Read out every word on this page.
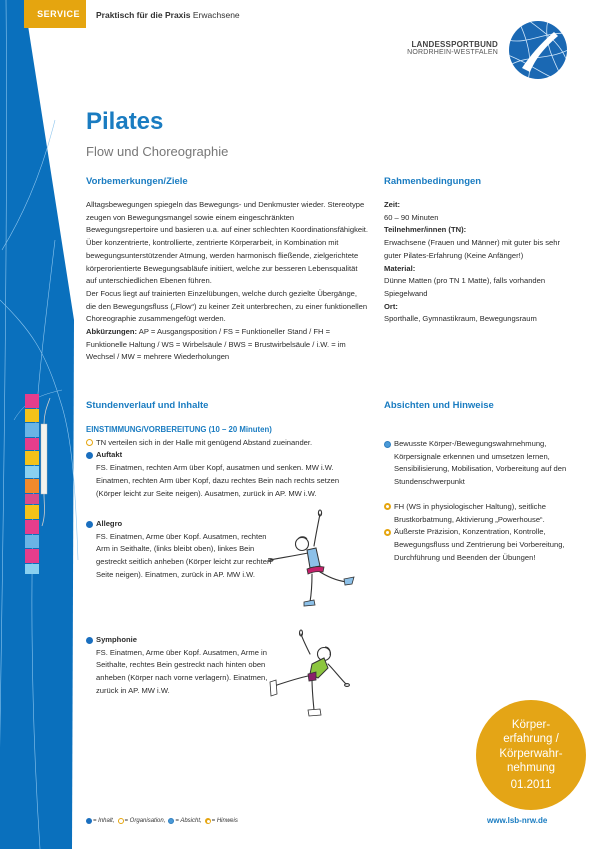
SERVICE	Praktisch für die Praxis Erwachsene
LANDESSPORTBUND
NORDRHEIN-WESTFALEN
Pilates
Flow und Choreographie
Vorbemerkungen/Ziele
Alltagsbewegungen spiegeln das Bewegungs- und Denkmuster wieder. Stereotype zeugen von Bewegungsmangel sowie einem eingeschränkten Bewegungsrepertoire und basieren u.a. auf einer schlechten Koordinationsfähigkeit.
Über konzentrierte, kontrollierte, zentrierte Körperarbeit, in Kombination mit bewegungsunterstützender Atmung, werden harmonisch fließende, zielgerichtete körperorientierte Bewegungsabläufe initiiert, welche zur besseren Lebensqualität auf unterschiedlichen Ebenen führen.
Der Focus liegt auf trainierten Einzelübungen, welche durch gezielte Übergänge, die den Bewegungsfluss („Flow“) zu keiner Zeit unterbrechen, zu einer funktionellen Choreographie zusammengefügt werden.
Abkürzungen: AP = Ausgangsposition / FS = Funktioneller Stand / FH = Funktionelle Haltung / WS = Wirbelsäule / BWS = Brustwirbelsäule / i.W. = im Wechsel / MW = mehrere Wiederholungen
Rahmenbedingungen
Zeit:
60 – 90 Minuten
Teilnehmer/innen (TN):
Erwachsene (Frauen und Männer) mit guter bis sehr guter Pilates-Erfahrung (Keine Anfänger!)
Material:
Dünne Matten (pro TN 1 Matte), falls vorhanden Spiegelwand
Ort:
Sporthalle, Gymnastikraum, Bewegungsraum
Stundenverlauf und Inhalte
EINSTIMMUNG/VORBEREITUNG (10 – 20 Minuten)
TN verteilen sich in der Halle mit genügend Abstand zueinander.
Auftakt
FS. Einatmen, rechten Arm über Kopf, ausatmen und senken. MW i.W. Einatmen, rechten Arm über Kopf, dazu rechtes Bein nach rechts setzen (Körper leicht zur Seite neigen). Ausatmen, zurück in AP. MW i.W.
Allegro
FS. Einatmen, Arme über Kopf. Ausatmen, rechten Arm in Seithalte, (links bleibt oben), linkes Bein gestreckt seitlich anheben (Körper leicht zur rechten Seite neigen). Einatmen, zurück in AP. MW i.W.
Symphonie
FS. Einatmen, Arme über Kopf. Ausatmen, Arme in Seithalte, rechtes Bein gestreckt nach hinten oben anheben (Körper nach vorne verlagern). Einatmen, zurück in AP. MW i.W.
Absichten und Hinweise
Bewusste Körper-/Bewegungswahrnehmung, Körpersignale erkennen und umsetzen lernen, Sensibilisierung, Mobilisation, Vorbereitung auf den Stundenschwerpunkt
FH (WS in physiologischer Haltung), seitliche Brustkorbatmung, Aktivierung „Powerhouse“.
Äußerste Präzision, Konzentration, Kontrolle, Bewegungsfluss und Zentrierung bei Vorbereitung, Durchführung und Beenden der Übungen!
Körper-
erfahrung /
Körperwahr-
nehmung
01.2011
= Inhalt, = Organisation, = Absicht, = Hinweis	www.lsb-nrw.de
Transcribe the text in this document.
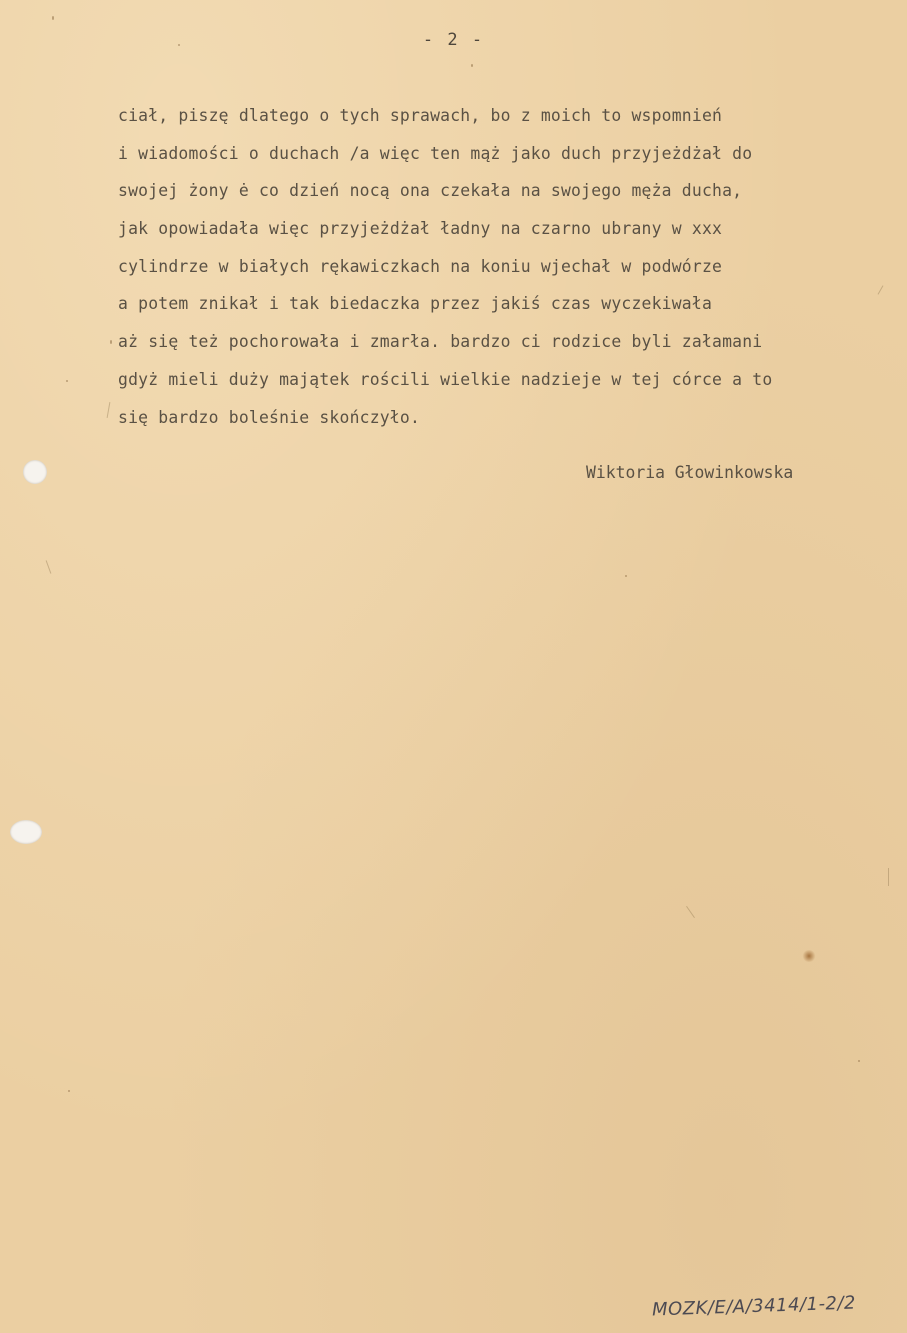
- 2 -
ciał, piszę dlatego o tych sprawach, bo z moich to wspomnień
i wiadomości o duchach /a więc ten mąż jako duch przyjeżdżał do
swojej żony ė co dzień nocą ona czekała na swojego męża ducha,
jak opowiadała więc przyjeżdżał ładny na czarno ubrany w xxx
cylindrze w białych rękawiczkach na koniu wjechał w podwórze
a potem znikał i tak biedaczka przez jakiś czas wyczekiwała
aż się też pochorowała i zmarła. bardzo ci rodzice byli załamani
gdyż mieli duży majątek rościli wielkie nadzieje w tej córce a to
się bardzo boleśnie skończyło.
Wiktoria Głowinkowska
MOZK/E/A/3414/1-2/2
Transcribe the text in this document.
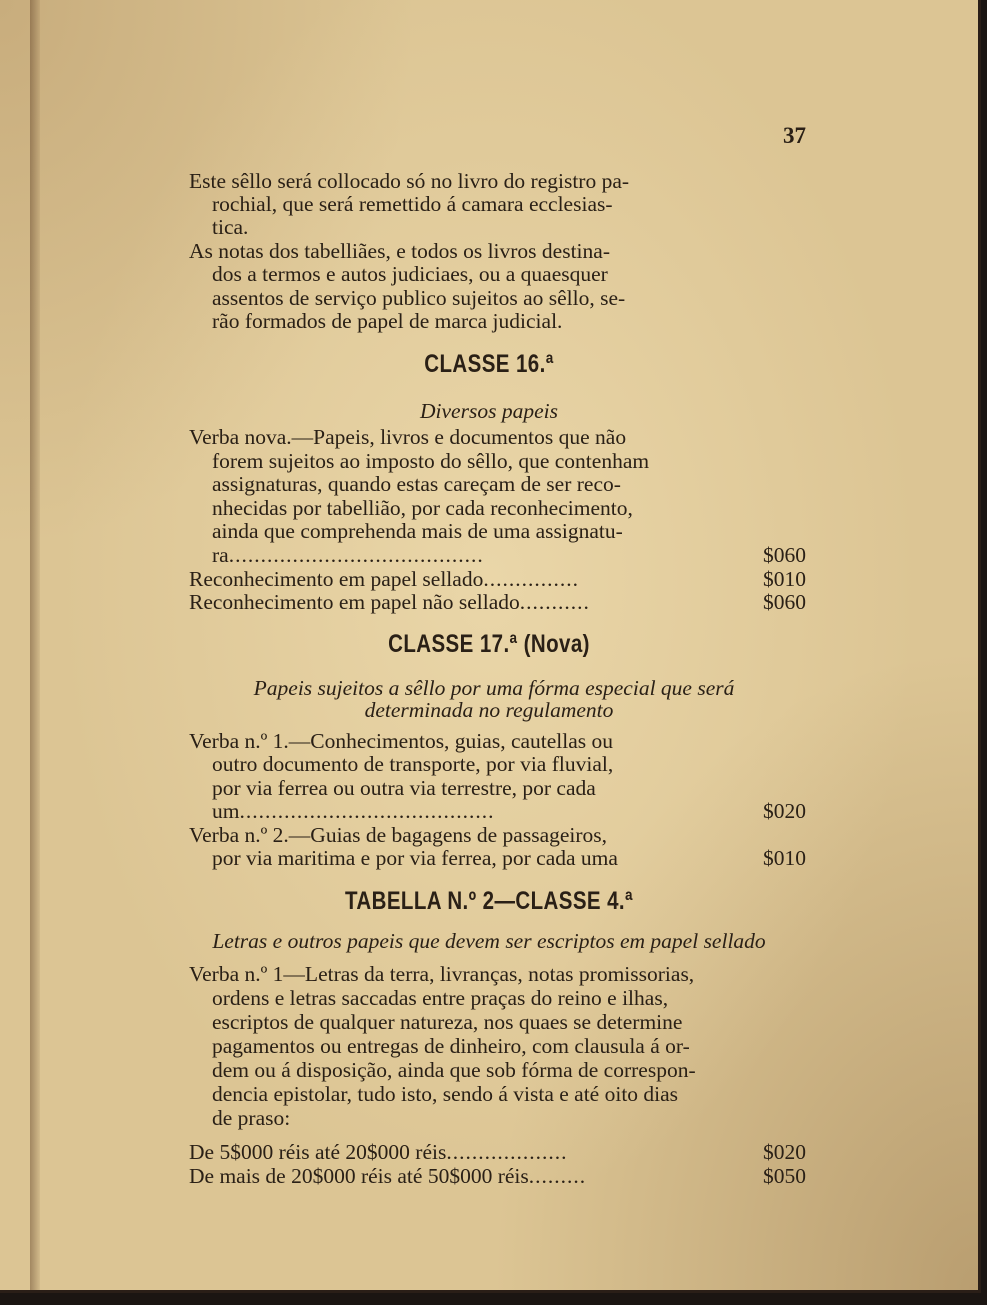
37
Este sêllo será collocado só no livro do registro pa-
rochial, que será remettido á camara ecclesias-
tica.
As notas dos tabelliães, e todos os livros destina-
dos a termos e autos judiciaes, ou a quaesquer
assentos de serviço publico sujeitos ao sêllo, se-
rão formados de papel de marca judicial.
CLASSE 16.ª
Diversos papeis
Verba nova.—Papeis, livros e documentos que não
forem sujeitos ao imposto do sêllo, que contenham
assignaturas, quando estas careçam de ser reco-
nhecidas por tabellião, por cada reconhecimento,
ainda que comprehenda mais de uma assignatu-
ra........................................	$060
Reconhecimento em papel sellado...............	$010
Reconhecimento em papel não sellado...........	$060
CLASSE 17.ª (Nova)
Papeis sujeitos a sêllo por uma fórma especial que será
determinada no regulamento
Verba n.º 1.—Conhecimentos, guias, cautellas ou
outro documento de transporte, por via fluvial,
por via ferrea ou outra via terrestre, por cada
um........................................	$020
Verba n.º 2.—Guias de bagagens de passageiros,
por via maritima e por via ferrea, por cada uma	$010
TABELLA N.º 2—CLASSE 4.ª
Letras e outros papeis que devem ser escriptos em papel sellado
Verba n.º 1—Letras da terra, livranças, notas promissorias,
ordens e letras saccadas entre praças do reino e ilhas,
escriptos de qualquer natureza, nos quaes se determine
pagamentos ou entregas de dinheiro, com clausula á or-
dem ou á disposição, ainda que sob fórma de correspon-
dencia epistolar, tudo isto, sendo á vista e até oito dias
de praso:
De 5$000 réis até 20$000 réis...................	$020
De mais de 20$000 réis até 50$000 réis.........	$050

- [Exercise aim] Copy all lines from the material that include "Flow".

- [Completed exercise]
Flow und Choreographie
Der Focus liegt auf trainierten Einzelübungen, welche durch gezielte Übergänge, die den Bewegungsfluss („Flow“) zu keiner Zeit unterbrechen, zu einer funktionellen Choreographie zusammengefügt werden.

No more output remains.